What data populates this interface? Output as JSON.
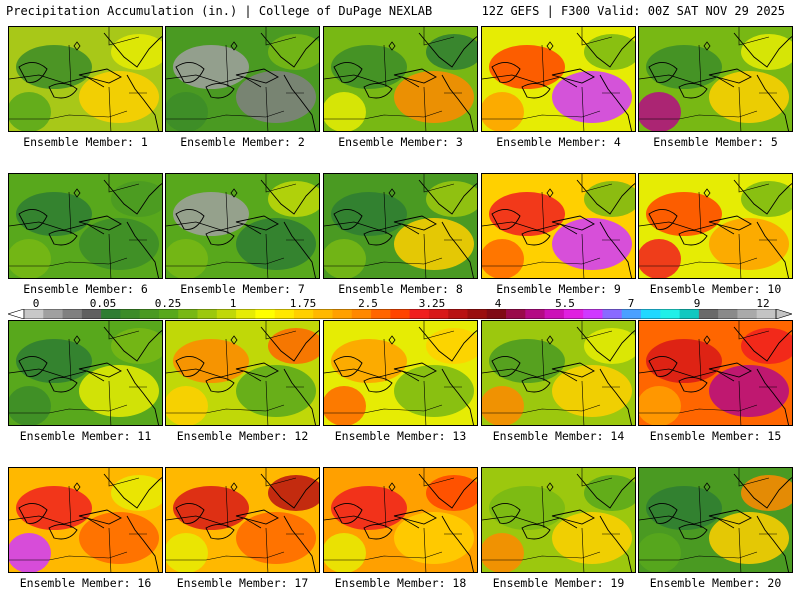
{
  "header": {
    "left_title": "Precipitation Accumulation (in.) | College of DuPage NEXLAB",
    "right_title": "12Z GEFS | F300 Valid: 00Z SAT NOV 29 2025"
  },
  "colorbar": {
    "labels": [
      "0",
      "0.05",
      "0.25",
      "1",
      "1.75",
      "2.5",
      "3.25",
      "4",
      "5.5",
      "7",
      "9",
      "12"
    ],
    "colors": [
      "#c8c8c8",
      "#a0a0a0",
      "#808080",
      "#606060",
      "#2e7d32",
      "#3c8c28",
      "#4a9a22",
      "#58a81c",
      "#78b814",
      "#9cc80e",
      "#c0d808",
      "#e6ec04",
      "#ffff00",
      "#ffe800",
      "#ffd000",
      "#ffb800",
      "#ffa000",
      "#ff8800",
      "#ff6600",
      "#ff4400",
      "#f01e1e",
      "#d81818",
      "#b81212",
      "#9a0e0e",
      "#800a14",
      "#9a0a4a",
      "#b40a84",
      "#cc10b8",
      "#e020e0",
      "#d038ff",
      "#8a6aff",
      "#4aa0ff",
      "#20d8ff",
      "#20f0e8",
      "#10c8c0",
      "#6a6a6a",
      "#8a8a8a",
      "#aaaaaa",
      "#c4c4c4"
    ]
  },
  "members": [
    {
      "label": "Ensemble Member: 1",
      "base": "#a8c818",
      "blobs": [
        {
          "c": "#3c8c28"
        },
        {
          "c": "#ffd000"
        },
        {
          "c": "#58a81c"
        },
        {
          "c": "#e6ec04"
        }
      ]
    },
    {
      "label": "Ensemble Member: 2",
      "base": "#4a9a22",
      "blobs": [
        {
          "c": "#a0a0a0"
        },
        {
          "c": "#808080"
        },
        {
          "c": "#3c8c28"
        },
        {
          "c": "#78b814"
        }
      ]
    },
    {
      "label": "Ensemble Member: 3",
      "base": "#78b814",
      "blobs": [
        {
          "c": "#3c8c28"
        },
        {
          "c": "#ff8800"
        },
        {
          "c": "#e6ec04"
        },
        {
          "c": "#2e7d32"
        }
      ]
    },
    {
      "label": "Ensemble Member: 4",
      "base": "#e6ec04",
      "blobs": [
        {
          "c": "#ff4400"
        },
        {
          "c": "#d038ff"
        },
        {
          "c": "#ffa000"
        },
        {
          "c": "#78b814"
        }
      ]
    },
    {
      "label": "Ensemble Member: 5",
      "base": "#78b814",
      "blobs": [
        {
          "c": "#3c8c28"
        },
        {
          "c": "#ffd000"
        },
        {
          "c": "#b40a84"
        },
        {
          "c": "#e6ec04"
        }
      ]
    },
    {
      "label": "Ensemble Member: 6",
      "base": "#58a81c",
      "blobs": [
        {
          "c": "#2e7d32"
        },
        {
          "c": "#3c8c28"
        },
        {
          "c": "#78b814"
        },
        {
          "c": "#4a9a22"
        }
      ]
    },
    {
      "label": "Ensemble Member: 7",
      "base": "#58a81c",
      "blobs": [
        {
          "c": "#a0a0a0"
        },
        {
          "c": "#2e7d32"
        },
        {
          "c": "#78b814"
        },
        {
          "c": "#c0d808"
        }
      ]
    },
    {
      "label": "Ensemble Member: 8",
      "base": "#4a9a22",
      "blobs": [
        {
          "c": "#2e7d32"
        },
        {
          "c": "#ffd000"
        },
        {
          "c": "#78b814"
        },
        {
          "c": "#9cc80e"
        }
      ]
    },
    {
      "label": "Ensemble Member: 9",
      "base": "#ffd000",
      "blobs": [
        {
          "c": "#f01e1e"
        },
        {
          "c": "#d038ff"
        },
        {
          "c": "#ff6600"
        },
        {
          "c": "#78b814"
        }
      ]
    },
    {
      "label": "Ensemble Member: 10",
      "base": "#e6ec04",
      "blobs": [
        {
          "c": "#ff4400"
        },
        {
          "c": "#ffa000"
        },
        {
          "c": "#f01e1e"
        },
        {
          "c": "#78b814"
        }
      ]
    },
    {
      "label": "Ensemble Member: 11",
      "base": "#58a81c",
      "blobs": [
        {
          "c": "#2e7d32"
        },
        {
          "c": "#e6ec04"
        },
        {
          "c": "#3c8c28"
        },
        {
          "c": "#78b814"
        }
      ]
    },
    {
      "label": "Ensemble Member: 12",
      "base": "#c0d808",
      "blobs": [
        {
          "c": "#ff8800"
        },
        {
          "c": "#58a81c"
        },
        {
          "c": "#ffd000"
        },
        {
          "c": "#ff6600"
        }
      ]
    },
    {
      "label": "Ensemble Member: 13",
      "base": "#e6ec04",
      "blobs": [
        {
          "c": "#ffa000"
        },
        {
          "c": "#78b814"
        },
        {
          "c": "#ff6600"
        },
        {
          "c": "#ffd000"
        }
      ]
    },
    {
      "label": "Ensemble Member: 14",
      "base": "#9cc80e",
      "blobs": [
        {
          "c": "#4a9a22"
        },
        {
          "c": "#ffd000"
        },
        {
          "c": "#ff8800"
        },
        {
          "c": "#e6ec04"
        }
      ]
    },
    {
      "label": "Ensemble Member: 15",
      "base": "#ff6600",
      "blobs": [
        {
          "c": "#d81818"
        },
        {
          "c": "#b40a84"
        },
        {
          "c": "#ffa000"
        },
        {
          "c": "#f01e1e"
        }
      ]
    },
    {
      "label": "Ensemble Member: 16",
      "base": "#ffb800",
      "blobs": [
        {
          "c": "#f01e1e"
        },
        {
          "c": "#ff6600"
        },
        {
          "c": "#d038ff"
        },
        {
          "c": "#e6ec04"
        }
      ]
    },
    {
      "label": "Ensemble Member: 17",
      "base": "#ffb800",
      "blobs": [
        {
          "c": "#d81818"
        },
        {
          "c": "#ff6600"
        },
        {
          "c": "#e6ec04"
        },
        {
          "c": "#b81212"
        }
      ]
    },
    {
      "label": "Ensemble Member: 18",
      "base": "#ffa000",
      "blobs": [
        {
          "c": "#f01e1e"
        },
        {
          "c": "#ffd000"
        },
        {
          "c": "#e6ec04"
        },
        {
          "c": "#ff4400"
        }
      ]
    },
    {
      "label": "Ensemble Member: 19",
      "base": "#9cc80e",
      "blobs": [
        {
          "c": "#78b814"
        },
        {
          "c": "#ffd000"
        },
        {
          "c": "#ff8800"
        },
        {
          "c": "#58a81c"
        }
      ]
    },
    {
      "label": "Ensemble Member: 20",
      "base": "#4a9a22",
      "blobs": [
        {
          "c": "#2e7d32"
        },
        {
          "c": "#ffd000"
        },
        {
          "c": "#58a81c"
        },
        {
          "c": "#ff8800"
        }
      ]
    }
  ]
}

▶ TASK DETAILS: Without the images, write out each line of the data verbatim.

▶ OUTPUT FOR THIS EXERCISE:
What data populates this interface? Output as JSON.
{
  "header": {
    "left_title": "Precipitation Accumulation (in.) | College of DuPage NEXLAB",
    "right_title": "12Z GEFS | F300 Valid: 00Z SAT NOV 29 2025"
  },
  "colorbar": {
    "labels": [
      "0",
      "0.05",
      "0.25",
      "1",
      "1.75",
      "2.5",
      "3.25",
      "4",
      "5.5",
      "7",
      "9",
      "12"
    ],
    "colors": [
      "#c8c8c8",
      "#a0a0a0",
      "#808080",
      "#606060",
      "#2e7d32",
      "#3c8c28",
      "#4a9a22",
      "#58a81c",
      "#78b814",
      "#9cc80e",
      "#c0d808",
      "#e6ec04",
      "#ffff00",
      "#ffe800",
      "#ffd000",
      "#ffb800",
      "#ffa000",
      "#ff8800",
      "#ff6600",
      "#ff4400",
      "#f01e1e",
      "#d81818",
      "#b81212",
      "#9a0e0e",
      "#800a14",
      "#9a0a4a",
      "#b40a84",
      "#cc10b8",
      "#e020e0",
      "#d038ff",
      "#8a6aff",
      "#4aa0ff",
      "#20d8ff",
      "#20f0e8",
      "#10c8c0",
      "#6a6a6a",
      "#8a8a8a",
      "#aaaaaa",
      "#c4c4c4"
    ]
  },
  "members": [
    {
      "label": "Ensemble Member: 1",
      "base": "#a8c818",
      "blobs": [
        {
          "c": "#3c8c28"
        },
        {
          "c": "#ffd000"
        },
        {
          "c": "#58a81c"
        },
        {
          "c": "#e6ec04"
        }
      ]
    },
    {
      "label": "Ensemble Member: 2",
      "base": "#4a9a22",
      "blobs": [
        {
          "c": "#a0a0a0"
        },
        {
          "c": "#808080"
        },
        {
          "c": "#3c8c28"
        },
        {
          "c": "#78b814"
        }
      ]
    },
    {
      "label": "Ensemble Member: 3",
      "base": "#78b814",
      "blobs": [
        {
          "c": "#3c8c28"
        },
        {
          "c": "#ff8800"
        },
        {
          "c": "#e6ec04"
        },
        {
          "c": "#2e7d32"
        }
      ]
    },
    {
      "label": "Ensemble Member: 4",
      "base": "#e6ec04",
      "blobs": [
        {
          "c": "#ff4400"
        },
        {
          "c": "#d038ff"
        },
        {
          "c": "#ffa000"
        },
        {
          "c": "#78b814"
        }
      ]
    },
    {
      "label": "Ensemble Member: 5",
      "base": "#78b814",
      "blobs": [
        {
          "c": "#3c8c28"
        },
        {
          "c": "#ffd000"
        },
        {
          "c": "#b40a84"
        },
        {
          "c": "#e6ec04"
        }
      ]
    },
    {
      "label": "Ensemble Member: 6",
      "base": "#58a81c",
      "blobs": [
        {
          "c": "#2e7d32"
        },
        {
          "c": "#3c8c28"
        },
        {
          "c": "#78b814"
        },
        {
          "c": "#4a9a22"
        }
      ]
    },
    {
      "label": "Ensemble Member: 7",
      "base": "#58a81c",
      "blobs": [
        {
          "c": "#a0a0a0"
        },
        {
          "c": "#2e7d32"
        },
        {
          "c": "#78b814"
        },
        {
          "c": "#c0d808"
        }
      ]
    },
    {
      "label": "Ensemble Member: 8",
      "base": "#4a9a22",
      "blobs": [
        {
          "c": "#2e7d32"
        },
        {
          "c": "#ffd000"
        },
        {
          "c": "#78b814"
        },
        {
          "c": "#9cc80e"
        }
      ]
    },
    {
      "label": "Ensemble Member: 9",
      "base": "#ffd000",
      "blobs": [
        {
          "c": "#f01e1e"
        },
        {
          "c": "#d038ff"
        },
        {
          "c": "#ff6600"
        },
        {
          "c": "#78b814"
        }
      ]
    },
    {
      "label": "Ensemble Member: 10",
      "base": "#e6ec04",
      "blobs": [
        {
          "c": "#ff4400"
        },
        {
          "c": "#ffa000"
        },
        {
          "c": "#f01e1e"
        },
        {
          "c": "#78b814"
        }
      ]
    },
    {
      "label": "Ensemble Member: 11",
      "base": "#58a81c",
      "blobs": [
        {
          "c": "#2e7d32"
        },
        {
          "c": "#e6ec04"
        },
        {
          "c": "#3c8c28"
        },
        {
          "c": "#78b814"
        }
      ]
    },
    {
      "label": "Ensemble Member: 12",
      "base": "#c0d808",
      "blobs": [
        {
          "c": "#ff8800"
        },
        {
          "c": "#58a81c"
        },
        {
          "c": "#ffd000"
        },
        {
          "c": "#ff6600"
        }
      ]
    },
    {
      "label": "Ensemble Member: 13",
      "base": "#e6ec04",
      "blobs": [
        {
          "c": "#ffa000"
        },
        {
          "c": "#78b814"
        },
        {
          "c": "#ff6600"
        },
        {
          "c": "#ffd000"
        }
      ]
    },
    {
      "label": "Ensemble Member: 14",
      "base": "#9cc80e",
      "blobs": [
        {
          "c": "#4a9a22"
        },
        {
          "c": "#ffd000"
        },
        {
          "c": "#ff8800"
        },
        {
          "c": "#e6ec04"
        }
      ]
    },
    {
      "label": "Ensemble Member: 15",
      "base": "#ff6600",
      "blobs": [
        {
          "c": "#d81818"
        },
        {
          "c": "#b40a84"
        },
        {
          "c": "#ffa000"
        },
        {
          "c": "#f01e1e"
        }
      ]
    },
    {
      "label": "Ensemble Member: 16",
      "base": "#ffb800",
      "blobs": [
        {
          "c": "#f01e1e"
        },
        {
          "c": "#ff6600"
        },
        {
          "c": "#d038ff"
        },
        {
          "c": "#e6ec04"
        }
      ]
    },
    {
      "label": "Ensemble Member: 17",
      "base": "#ffb800",
      "blobs": [
        {
          "c": "#d81818"
        },
        {
          "c": "#ff6600"
        },
        {
          "c": "#e6ec04"
        },
        {
          "c": "#b81212"
        }
      ]
    },
    {
      "label": "Ensemble Member: 18",
      "base": "#ffa000",
      "blobs": [
        {
          "c": "#f01e1e"
        },
        {
          "c": "#ffd000"
        },
        {
          "c": "#e6ec04"
        },
        {
          "c": "#ff4400"
        }
      ]
    },
    {
      "label": "Ensemble Member: 19",
      "base": "#9cc80e",
      "blobs": [
        {
          "c": "#78b814"
        },
        {
          "c": "#ffd000"
        },
        {
          "c": "#ff8800"
        },
        {
          "c": "#58a81c"
        }
      ]
    },
    {
      "label": "Ensemble Member: 20",
      "base": "#4a9a22",
      "blobs": [
        {
          "c": "#2e7d32"
        },
        {
          "c": "#ffd000"
        },
        {
          "c": "#58a81c"
        },
        {
          "c": "#ff8800"
        }
      ]
    }
  ]
}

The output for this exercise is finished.